To be done » Print the listing that follows, character for character.

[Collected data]
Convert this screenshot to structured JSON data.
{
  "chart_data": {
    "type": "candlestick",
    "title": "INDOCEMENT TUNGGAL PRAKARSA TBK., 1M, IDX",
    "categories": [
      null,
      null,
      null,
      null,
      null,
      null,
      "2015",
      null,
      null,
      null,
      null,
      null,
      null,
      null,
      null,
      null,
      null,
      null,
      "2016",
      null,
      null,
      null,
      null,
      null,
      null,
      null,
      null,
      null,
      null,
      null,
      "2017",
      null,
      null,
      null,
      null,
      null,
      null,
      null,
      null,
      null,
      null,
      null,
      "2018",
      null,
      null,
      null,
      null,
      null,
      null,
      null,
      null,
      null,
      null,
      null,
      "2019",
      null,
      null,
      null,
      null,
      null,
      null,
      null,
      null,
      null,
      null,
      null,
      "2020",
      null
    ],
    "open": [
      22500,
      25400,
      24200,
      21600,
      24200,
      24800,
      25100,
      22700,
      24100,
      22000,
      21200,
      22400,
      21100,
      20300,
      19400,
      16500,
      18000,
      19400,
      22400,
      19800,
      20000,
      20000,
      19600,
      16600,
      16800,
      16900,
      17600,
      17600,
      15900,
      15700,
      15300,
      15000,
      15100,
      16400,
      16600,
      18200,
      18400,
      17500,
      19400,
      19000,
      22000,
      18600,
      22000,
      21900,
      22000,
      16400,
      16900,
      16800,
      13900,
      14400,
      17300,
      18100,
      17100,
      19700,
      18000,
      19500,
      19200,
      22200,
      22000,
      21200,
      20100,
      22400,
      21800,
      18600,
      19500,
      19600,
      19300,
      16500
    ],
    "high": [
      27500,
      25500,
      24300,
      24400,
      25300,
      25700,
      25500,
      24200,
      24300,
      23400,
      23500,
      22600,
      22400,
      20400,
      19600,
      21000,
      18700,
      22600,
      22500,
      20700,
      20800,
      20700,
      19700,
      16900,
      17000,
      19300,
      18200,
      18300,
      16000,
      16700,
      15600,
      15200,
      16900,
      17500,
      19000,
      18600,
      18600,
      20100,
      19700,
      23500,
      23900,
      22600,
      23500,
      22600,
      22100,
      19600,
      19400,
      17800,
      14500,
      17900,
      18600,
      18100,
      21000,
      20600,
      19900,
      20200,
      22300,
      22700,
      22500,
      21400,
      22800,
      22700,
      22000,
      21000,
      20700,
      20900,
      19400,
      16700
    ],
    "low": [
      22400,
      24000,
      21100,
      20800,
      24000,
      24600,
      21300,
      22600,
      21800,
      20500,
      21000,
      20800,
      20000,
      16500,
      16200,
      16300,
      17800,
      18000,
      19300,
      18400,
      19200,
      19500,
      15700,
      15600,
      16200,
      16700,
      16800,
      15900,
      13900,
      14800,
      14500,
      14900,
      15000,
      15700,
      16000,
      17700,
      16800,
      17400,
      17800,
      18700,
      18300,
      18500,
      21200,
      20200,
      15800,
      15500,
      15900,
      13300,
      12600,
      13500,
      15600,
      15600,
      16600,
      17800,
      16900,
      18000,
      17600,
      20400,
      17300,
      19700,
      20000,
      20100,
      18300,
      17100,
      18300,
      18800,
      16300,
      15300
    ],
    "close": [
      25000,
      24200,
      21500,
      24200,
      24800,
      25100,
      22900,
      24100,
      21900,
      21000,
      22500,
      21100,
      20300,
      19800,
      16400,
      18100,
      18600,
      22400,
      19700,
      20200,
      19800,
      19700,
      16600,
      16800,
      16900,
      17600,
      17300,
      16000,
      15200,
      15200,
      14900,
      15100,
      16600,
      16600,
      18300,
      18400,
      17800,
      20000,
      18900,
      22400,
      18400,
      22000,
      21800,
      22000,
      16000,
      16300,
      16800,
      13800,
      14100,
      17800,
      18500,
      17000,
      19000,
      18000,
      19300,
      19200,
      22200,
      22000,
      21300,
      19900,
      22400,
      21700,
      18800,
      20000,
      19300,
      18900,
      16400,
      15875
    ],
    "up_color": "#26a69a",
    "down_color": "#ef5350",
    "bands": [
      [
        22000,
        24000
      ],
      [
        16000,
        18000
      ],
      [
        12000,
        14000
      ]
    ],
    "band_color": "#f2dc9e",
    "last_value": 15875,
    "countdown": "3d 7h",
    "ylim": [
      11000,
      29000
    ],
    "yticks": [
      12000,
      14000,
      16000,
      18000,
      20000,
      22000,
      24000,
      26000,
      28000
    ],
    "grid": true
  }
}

Exercise output »
Convert this screenshot to structured JSON data.
{
  "chart_data": {
    "type": "candlestick",
    "title": "INDOCEMENT TUNGGAL PRAKARSA TBK., 1M, IDX",
    "categories": [
      null,
      null,
      null,
      null,
      null,
      null,
      "2015",
      null,
      null,
      null,
      null,
      null,
      null,
      null,
      null,
      null,
      null,
      null,
      "2016",
      null,
      null,
      null,
      null,
      null,
      null,
      null,
      null,
      null,
      null,
      null,
      "2017",
      null,
      null,
      null,
      null,
      null,
      null,
      null,
      null,
      null,
      null,
      null,
      "2018",
      null,
      null,
      null,
      null,
      null,
      null,
      null,
      null,
      null,
      null,
      null,
      "2019",
      null,
      null,
      null,
      null,
      null,
      null,
      null,
      null,
      null,
      null,
      null,
      "2020",
      null
    ],
    "open": [
      22500,
      25400,
      24200,
      21600,
      24200,
      24800,
      25100,
      22700,
      24100,
      22000,
      21200,
      22400,
      21100,
      20300,
      19400,
      16500,
      18000,
      19400,
      22400,
      19800,
      20000,
      20000,
      19600,
      16600,
      16800,
      16900,
      17600,
      17600,
      15900,
      15700,
      15300,
      15000,
      15100,
      16400,
      16600,
      18200,
      18400,
      17500,
      19400,
      19000,
      22000,
      18600,
      22000,
      21900,
      22000,
      16400,
      16900,
      16800,
      13900,
      14400,
      17300,
      18100,
      17100,
      19700,
      18000,
      19500,
      19200,
      22200,
      22000,
      21200,
      20100,
      22400,
      21800,
      18600,
      19500,
      19600,
      19300,
      16500
    ],
    "high": [
      27500,
      25500,
      24300,
      24400,
      25300,
      25700,
      25500,
      24200,
      24300,
      23400,
      23500,
      22600,
      22400,
      20400,
      19600,
      21000,
      18700,
      22600,
      22500,
      20700,
      20800,
      20700,
      19700,
      16900,
      17000,
      19300,
      18200,
      18300,
      16000,
      16700,
      15600,
      15200,
      16900,
      17500,
      19000,
      18600,
      18600,
      20100,
      19700,
      23500,
      23900,
      22600,
      23500,
      22600,
      22100,
      19600,
      19400,
      17800,
      14500,
      17900,
      18600,
      18100,
      21000,
      20600,
      19900,
      20200,
      22300,
      22700,
      22500,
      21400,
      22800,
      22700,
      22000,
      21000,
      20700,
      20900,
      19400,
      16700
    ],
    "low": [
      22400,
      24000,
      21100,
      20800,
      24000,
      24600,
      21300,
      22600,
      21800,
      20500,
      21000,
      20800,
      20000,
      16500,
      16200,
      16300,
      17800,
      18000,
      19300,
      18400,
      19200,
      19500,
      15700,
      15600,
      16200,
      16700,
      16800,
      15900,
      13900,
      14800,
      14500,
      14900,
      15000,
      15700,
      16000,
      17700,
      16800,
      17400,
      17800,
      18700,
      18300,
      18500,
      21200,
      20200,
      15800,
      15500,
      15900,
      13300,
      12600,
      13500,
      15600,
      15600,
      16600,
      17800,
      16900,
      18000,
      17600,
      20400,
      17300,
      19700,
      20000,
      20100,
      18300,
      17100,
      18300,
      18800,
      16300,
      15300
    ],
    "close": [
      25000,
      24200,
      21500,
      24200,
      24800,
      25100,
      22900,
      24100,
      21900,
      21000,
      22500,
      21100,
      20300,
      19800,
      16400,
      18100,
      18600,
      22400,
      19700,
      20200,
      19800,
      19700,
      16600,
      16800,
      16900,
      17600,
      17300,
      16000,
      15200,
      15200,
      14900,
      15100,
      16600,
      16600,
      18300,
      18400,
      17800,
      20000,
      18900,
      22400,
      18400,
      22000,
      21800,
      22000,
      16000,
      16300,
      16800,
      13800,
      14100,
      17800,
      18500,
      17000,
      19000,
      18000,
      19300,
      19200,
      22200,
      22000,
      21300,
      19900,
      22400,
      21700,
      18800,
      20000,
      19300,
      18900,
      16400,
      15875
    ],
    "up_color": "#26a69a",
    "down_color": "#ef5350",
    "bands": [
      [
        22000,
        24000
      ],
      [
        16000,
        18000
      ],
      [
        12000,
        14000
      ]
    ],
    "band_color": "#f2dc9e",
    "last_value": 15875,
    "countdown": "3d 7h",
    "ylim": [
      11000,
      29000
    ],
    "yticks": [
      12000,
      14000,
      16000,
      18000,
      20000,
      22000,
      24000,
      26000,
      28000
    ],
    "grid": true
  }
}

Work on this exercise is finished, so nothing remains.